→ **Given instruction**
Leaving out all images, write out the records that follow exactly.

→ **Exercise materials**
+++++

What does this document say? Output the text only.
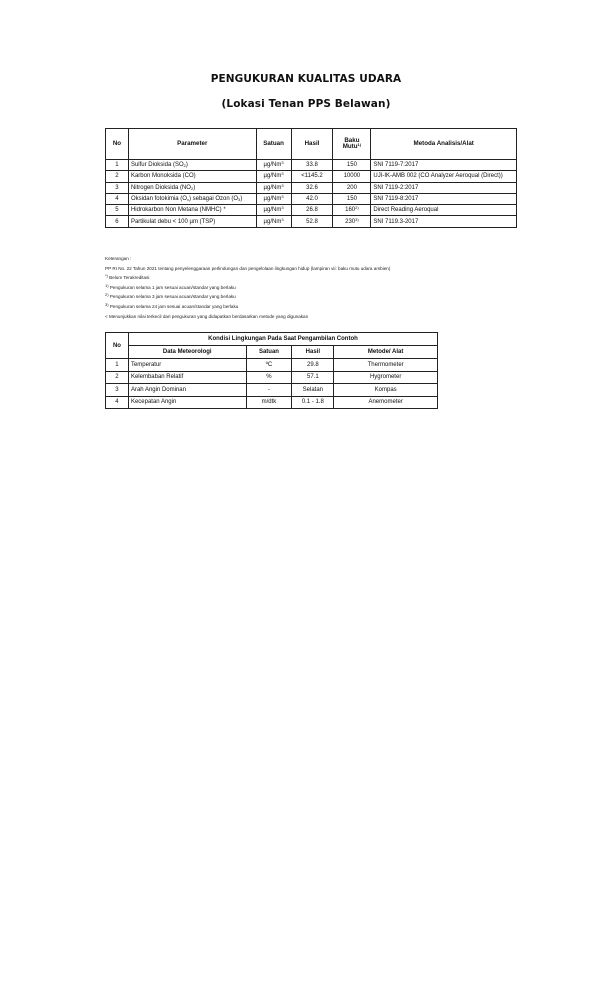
PENGUKURAN KUALITAS UDARA
(Lokasi Tenan PPS Belawan)
No	Parameter	Satuan	Hasil	Baku Mutu$^{1)}$	Metoda Analisis/Alat
1	Sulfur Dioksida $(SO_2)$	µg/Nm$^3$	33.8	150	SNI 7119-7:2017
2	Karbon Monoksida (CO)	$\mu g/Nm^3$	<1145.2	10000	UJI-IK-AMB 002 (CO Analyzer Aeroqual (Direct))
3	Nitrogen Dioksida $(NO_2)$	µg/Nm$^3$	32.6	200	SNI 7119-2:2017
4	Oksidan fotokimia $(O_x)$ sebagai Ozon $(O_3)$	µg/Nm$^3$	42.0	150	SNI 7119-8:2017
5	Hidrokarbon Non Metana (NMHC) *	µg/Nm$^3$	26.8	160$^{2)}$	Direct Reading Aeroqual
6	Partikulat debu < 100 µm (TSP)	µg/Nm$^3$	52.8	230$^{3)}$	SNI 7119.3-2017
Keterangan :
PP RI No. 22 Tahun 2021 tentang penyelenggaraan perlindungan dan pengelolaan lingkungan hidup (lampiran vii: baku mutu udara ambien)
*) Belum Terakreditasi
$^{1)}$ Pengukuran selama 1 jam sesuai acuan/standar yang berlaku
$^{2)}$ Pengukuran selama 3 jam sesuai acuan/standar yang berlaku
$^{3)}$ Pengukuran selama 24 jam sesuai acuan/standar yang berlaku
< Menunjukkan nilai terkecil dari pengukuran yang didapatkan berdasarkan metode yang digunakan
No	Kondisi Lingkungan Pada Saat Pengambilan Contoh			
	Data Meteorologi	Satuan	Hasil	Metode/ Alat
1	Temperatur	ºC	29.8	Thermometer
2	Kelembaban Relatif	%	57.1	Hygrometer
3	Arah Angin Dominan	-	Selatan	Kompas
4	Kecepatan Angin	m/dtk	0.1 - 1.8	Anemometer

+++++

→ **Exercise answer**
What does this document say? Output the text only.
PENGUKURAN KUALITAS UDARA
(Lokasi Tenan PPS Belawan)
No	Parameter	Satuan	Hasil	Baku Mutu$^{1)}$	Metoda Analisis/Alat
1	Sulfur Dioksida $(SO_2)$	µg/Nm$^3$	33.8	150	SNI 7119-7:2017
2	Karbon Monoksida (CO)	$\mu g/Nm^3$	<1145.2	10000	UJI-IK-AMB 002 (CO Analyzer Aeroqual (Direct))
3	Nitrogen Dioksida $(NO_2)$	µg/Nm$^3$	32.6	200	SNI 7119-2:2017
4	Oksidan fotokimia $(O_x)$ sebagai Ozon $(O_3)$	µg/Nm$^3$	42.0	150	SNI 7119-8:2017
5	Hidrokarbon Non Metana (NMHC) *	µg/Nm$^3$	26.8	160$^{2)}$	Direct Reading Aeroqual
6	Partikulat debu < 100 µm (TSP)	µg/Nm$^3$	52.8	230$^{3)}$	SNI 7119.3-2017
Keterangan :
PP RI No. 22 Tahun 2021 tentang penyelenggaraan perlindungan dan pengelolaan lingkungan hidup (lampiran vii: baku mutu udara ambien)
*) Belum Terakreditasi
$^{1)}$ Pengukuran selama 1 jam sesuai acuan/standar yang berlaku
$^{2)}$ Pengukuran selama 3 jam sesuai acuan/standar yang berlaku
$^{3)}$ Pengukuran selama 24 jam sesuai acuan/standar yang berlaku
< Menunjukkan nilai terkecil dari pengukuran yang didapatkan berdasarkan metode yang digunakan
No	Kondisi Lingkungan Pada Saat Pengambilan Contoh			
	Data Meteorologi	Satuan	Hasil	Metode/ Alat
1	Temperatur	ºC	29.8	Thermometer
2	Kelembaban Relatif	%	57.1	Hygrometer
3	Arah Angin Dominan	-	Selatan	Kompas
4	Kecepatan Angin	m/dtk	0.1 - 1.8	Anemometer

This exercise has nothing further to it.